» WHAT IS NEEDED: Wherever the word "gumičku" appears in a line, extract that line.

--- Start of RECORDS PROVIDED ---

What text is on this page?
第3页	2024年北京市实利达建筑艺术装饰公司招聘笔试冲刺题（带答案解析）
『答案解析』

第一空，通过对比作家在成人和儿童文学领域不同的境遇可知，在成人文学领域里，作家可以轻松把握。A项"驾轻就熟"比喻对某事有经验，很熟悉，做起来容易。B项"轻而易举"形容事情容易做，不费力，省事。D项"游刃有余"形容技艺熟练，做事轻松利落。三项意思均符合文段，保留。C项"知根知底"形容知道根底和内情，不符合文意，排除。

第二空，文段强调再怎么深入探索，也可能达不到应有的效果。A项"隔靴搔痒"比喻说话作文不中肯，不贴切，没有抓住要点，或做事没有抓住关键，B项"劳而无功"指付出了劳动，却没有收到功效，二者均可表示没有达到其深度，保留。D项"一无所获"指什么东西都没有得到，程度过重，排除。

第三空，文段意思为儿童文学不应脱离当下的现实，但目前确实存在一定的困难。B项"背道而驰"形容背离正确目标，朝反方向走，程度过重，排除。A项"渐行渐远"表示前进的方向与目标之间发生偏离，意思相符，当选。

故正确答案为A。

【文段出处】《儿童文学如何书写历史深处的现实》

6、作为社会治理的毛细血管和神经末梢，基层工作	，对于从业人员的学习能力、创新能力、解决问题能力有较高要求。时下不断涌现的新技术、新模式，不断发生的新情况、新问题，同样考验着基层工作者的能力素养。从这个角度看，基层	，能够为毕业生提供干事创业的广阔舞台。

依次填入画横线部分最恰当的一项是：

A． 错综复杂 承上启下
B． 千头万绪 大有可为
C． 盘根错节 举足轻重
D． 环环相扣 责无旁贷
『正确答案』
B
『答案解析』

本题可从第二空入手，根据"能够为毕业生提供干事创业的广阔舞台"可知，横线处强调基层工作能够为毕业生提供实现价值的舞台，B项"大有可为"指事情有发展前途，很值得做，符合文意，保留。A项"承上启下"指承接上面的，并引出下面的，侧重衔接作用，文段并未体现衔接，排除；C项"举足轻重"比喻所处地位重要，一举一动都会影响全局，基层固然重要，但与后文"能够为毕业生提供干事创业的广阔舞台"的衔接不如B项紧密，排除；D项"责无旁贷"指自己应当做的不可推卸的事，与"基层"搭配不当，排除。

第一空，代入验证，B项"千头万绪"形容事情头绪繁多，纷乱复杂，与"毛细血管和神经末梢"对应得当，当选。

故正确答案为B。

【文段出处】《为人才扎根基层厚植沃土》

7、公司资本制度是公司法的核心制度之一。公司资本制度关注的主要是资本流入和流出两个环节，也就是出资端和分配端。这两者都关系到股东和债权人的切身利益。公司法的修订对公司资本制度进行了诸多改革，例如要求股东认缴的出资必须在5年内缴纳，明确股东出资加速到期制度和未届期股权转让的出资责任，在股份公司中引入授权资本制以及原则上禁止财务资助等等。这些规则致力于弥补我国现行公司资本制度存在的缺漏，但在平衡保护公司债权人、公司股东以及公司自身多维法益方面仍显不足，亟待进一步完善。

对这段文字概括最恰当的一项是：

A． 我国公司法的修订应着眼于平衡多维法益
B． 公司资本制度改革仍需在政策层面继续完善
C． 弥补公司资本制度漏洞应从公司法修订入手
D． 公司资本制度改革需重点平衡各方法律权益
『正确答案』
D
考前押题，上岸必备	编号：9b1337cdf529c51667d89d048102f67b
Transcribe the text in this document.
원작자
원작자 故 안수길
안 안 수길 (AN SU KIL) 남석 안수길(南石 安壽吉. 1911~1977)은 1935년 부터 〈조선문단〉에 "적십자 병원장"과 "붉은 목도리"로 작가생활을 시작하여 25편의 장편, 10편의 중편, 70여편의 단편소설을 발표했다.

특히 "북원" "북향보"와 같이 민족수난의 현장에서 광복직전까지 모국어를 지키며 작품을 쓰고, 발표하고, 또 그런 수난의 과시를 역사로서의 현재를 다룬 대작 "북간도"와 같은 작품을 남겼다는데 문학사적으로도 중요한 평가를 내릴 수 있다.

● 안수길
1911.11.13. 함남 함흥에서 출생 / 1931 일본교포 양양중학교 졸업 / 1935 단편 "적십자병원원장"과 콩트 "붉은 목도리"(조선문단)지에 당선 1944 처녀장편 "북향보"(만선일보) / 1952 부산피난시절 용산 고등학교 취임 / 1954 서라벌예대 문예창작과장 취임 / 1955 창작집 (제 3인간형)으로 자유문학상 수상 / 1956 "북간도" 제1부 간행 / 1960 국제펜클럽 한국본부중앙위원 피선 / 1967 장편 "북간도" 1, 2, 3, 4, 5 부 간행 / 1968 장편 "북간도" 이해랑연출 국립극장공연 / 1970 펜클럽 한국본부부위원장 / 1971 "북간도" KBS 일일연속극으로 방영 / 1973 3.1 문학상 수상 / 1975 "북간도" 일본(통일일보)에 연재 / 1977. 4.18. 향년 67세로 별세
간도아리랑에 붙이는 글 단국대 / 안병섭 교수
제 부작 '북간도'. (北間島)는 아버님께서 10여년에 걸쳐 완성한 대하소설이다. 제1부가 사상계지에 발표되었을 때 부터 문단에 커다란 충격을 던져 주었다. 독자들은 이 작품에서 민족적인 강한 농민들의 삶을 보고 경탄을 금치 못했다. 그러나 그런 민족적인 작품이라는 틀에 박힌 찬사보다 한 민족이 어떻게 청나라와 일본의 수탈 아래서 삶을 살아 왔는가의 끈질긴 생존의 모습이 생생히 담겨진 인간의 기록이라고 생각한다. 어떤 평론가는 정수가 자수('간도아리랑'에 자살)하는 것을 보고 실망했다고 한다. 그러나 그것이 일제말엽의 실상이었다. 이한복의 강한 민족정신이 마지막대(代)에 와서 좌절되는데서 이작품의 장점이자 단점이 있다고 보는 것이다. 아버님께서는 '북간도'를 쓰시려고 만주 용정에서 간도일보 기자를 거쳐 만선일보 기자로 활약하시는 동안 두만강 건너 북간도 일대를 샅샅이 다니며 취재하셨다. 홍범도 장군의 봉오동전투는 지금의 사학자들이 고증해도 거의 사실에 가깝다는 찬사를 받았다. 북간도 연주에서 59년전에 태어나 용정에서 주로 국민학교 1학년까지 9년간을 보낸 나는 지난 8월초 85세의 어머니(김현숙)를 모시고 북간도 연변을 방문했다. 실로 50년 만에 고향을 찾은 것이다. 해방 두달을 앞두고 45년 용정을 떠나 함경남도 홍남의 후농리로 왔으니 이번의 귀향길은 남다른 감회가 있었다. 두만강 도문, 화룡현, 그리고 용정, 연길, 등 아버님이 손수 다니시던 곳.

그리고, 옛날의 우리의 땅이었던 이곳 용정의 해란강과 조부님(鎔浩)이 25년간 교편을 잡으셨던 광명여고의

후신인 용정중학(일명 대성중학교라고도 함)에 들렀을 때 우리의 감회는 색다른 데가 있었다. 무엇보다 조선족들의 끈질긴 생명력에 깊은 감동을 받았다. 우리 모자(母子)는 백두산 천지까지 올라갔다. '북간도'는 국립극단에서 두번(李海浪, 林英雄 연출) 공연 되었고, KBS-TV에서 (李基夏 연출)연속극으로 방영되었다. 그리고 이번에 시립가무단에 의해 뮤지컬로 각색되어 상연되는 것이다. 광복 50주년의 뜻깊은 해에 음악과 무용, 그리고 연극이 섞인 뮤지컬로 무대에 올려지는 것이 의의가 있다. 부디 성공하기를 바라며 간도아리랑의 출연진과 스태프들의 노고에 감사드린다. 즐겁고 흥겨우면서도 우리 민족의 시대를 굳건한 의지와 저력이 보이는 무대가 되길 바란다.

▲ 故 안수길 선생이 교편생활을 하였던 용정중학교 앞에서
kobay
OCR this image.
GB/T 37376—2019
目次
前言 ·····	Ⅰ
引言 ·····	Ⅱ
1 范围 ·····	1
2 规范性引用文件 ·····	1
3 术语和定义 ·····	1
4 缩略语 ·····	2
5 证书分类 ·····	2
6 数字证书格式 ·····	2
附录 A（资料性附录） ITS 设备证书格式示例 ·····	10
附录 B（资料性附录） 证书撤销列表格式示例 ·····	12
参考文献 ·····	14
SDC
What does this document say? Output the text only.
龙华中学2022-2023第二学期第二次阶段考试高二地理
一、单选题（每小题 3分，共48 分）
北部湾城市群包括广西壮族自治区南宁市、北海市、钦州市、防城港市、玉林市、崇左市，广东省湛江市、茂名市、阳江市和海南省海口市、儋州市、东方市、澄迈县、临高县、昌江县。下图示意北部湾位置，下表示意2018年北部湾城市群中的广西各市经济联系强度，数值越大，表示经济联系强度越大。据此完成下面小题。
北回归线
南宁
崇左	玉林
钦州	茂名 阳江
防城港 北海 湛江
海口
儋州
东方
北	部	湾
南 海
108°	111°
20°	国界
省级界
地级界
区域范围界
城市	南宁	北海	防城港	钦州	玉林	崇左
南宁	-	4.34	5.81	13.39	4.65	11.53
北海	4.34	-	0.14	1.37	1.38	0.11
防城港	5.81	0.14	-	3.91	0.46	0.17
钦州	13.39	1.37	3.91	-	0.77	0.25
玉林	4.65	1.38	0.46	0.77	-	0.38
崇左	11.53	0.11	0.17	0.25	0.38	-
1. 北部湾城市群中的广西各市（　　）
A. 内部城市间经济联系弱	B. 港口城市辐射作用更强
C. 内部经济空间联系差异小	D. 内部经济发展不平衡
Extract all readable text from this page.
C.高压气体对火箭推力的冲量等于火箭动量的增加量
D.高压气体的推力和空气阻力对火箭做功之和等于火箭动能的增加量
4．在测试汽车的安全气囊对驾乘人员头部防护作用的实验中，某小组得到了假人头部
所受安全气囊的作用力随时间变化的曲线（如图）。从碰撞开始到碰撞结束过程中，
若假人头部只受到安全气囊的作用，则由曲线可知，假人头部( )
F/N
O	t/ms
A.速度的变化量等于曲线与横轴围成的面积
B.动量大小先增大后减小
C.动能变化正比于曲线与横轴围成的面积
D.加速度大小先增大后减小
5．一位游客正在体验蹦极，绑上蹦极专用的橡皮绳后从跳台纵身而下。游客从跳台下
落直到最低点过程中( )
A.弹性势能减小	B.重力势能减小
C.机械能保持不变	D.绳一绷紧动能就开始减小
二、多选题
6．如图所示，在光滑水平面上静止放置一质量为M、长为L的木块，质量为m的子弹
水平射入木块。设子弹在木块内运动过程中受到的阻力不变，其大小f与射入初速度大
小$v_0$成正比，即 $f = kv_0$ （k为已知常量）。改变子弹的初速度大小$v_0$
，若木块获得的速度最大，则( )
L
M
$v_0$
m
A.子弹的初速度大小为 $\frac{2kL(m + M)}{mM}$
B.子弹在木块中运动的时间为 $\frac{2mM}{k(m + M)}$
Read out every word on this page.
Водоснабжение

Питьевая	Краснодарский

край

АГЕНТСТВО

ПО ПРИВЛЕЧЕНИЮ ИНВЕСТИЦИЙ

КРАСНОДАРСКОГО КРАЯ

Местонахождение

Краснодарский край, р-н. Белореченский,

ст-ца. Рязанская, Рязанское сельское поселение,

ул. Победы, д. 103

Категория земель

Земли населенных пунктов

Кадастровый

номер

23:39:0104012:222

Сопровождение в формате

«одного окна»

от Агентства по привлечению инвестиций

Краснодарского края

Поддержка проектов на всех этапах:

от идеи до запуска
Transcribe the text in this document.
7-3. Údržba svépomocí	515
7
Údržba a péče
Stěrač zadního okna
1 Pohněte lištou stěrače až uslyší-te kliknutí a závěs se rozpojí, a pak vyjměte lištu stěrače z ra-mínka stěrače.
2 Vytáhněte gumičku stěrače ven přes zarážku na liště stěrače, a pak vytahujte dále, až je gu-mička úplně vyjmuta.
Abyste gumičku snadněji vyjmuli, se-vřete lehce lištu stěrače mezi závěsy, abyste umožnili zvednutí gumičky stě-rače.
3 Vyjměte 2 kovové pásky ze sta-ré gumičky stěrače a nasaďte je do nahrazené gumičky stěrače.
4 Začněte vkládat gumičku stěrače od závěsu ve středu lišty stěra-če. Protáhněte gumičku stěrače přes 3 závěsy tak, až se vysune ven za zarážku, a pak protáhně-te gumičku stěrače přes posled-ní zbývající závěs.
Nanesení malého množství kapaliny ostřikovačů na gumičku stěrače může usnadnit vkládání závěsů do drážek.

--- End of RECORDS PROVIDED ---

» TASK OUTPUT:
2 Vytáhněte gumičku stěrače ven přes zarážku na liště stěrače, a pak vytahujte dále, až je gu-mička úplně vyjmuta.
Abyste gumičku snadněji vyjmuli, se-vřete lehce lištu stěrače mezi závěsy, abyste umožnili zvednutí gumičky stě-rače.
4 Začněte vkládat gumičku stěrače od závěsu ve středu lišty stěra-če. Protáhněte gumičku stěrače přes 3 závěsy tak, až se vysune ven za zarážku, a pak protáhně-te gumičku stěrače přes posled-ní zbývající závěs.
Nanesení malého množství kapaliny ostřikovačů na gumičku stěrače může usnadnit vkládání závěsů do drážek.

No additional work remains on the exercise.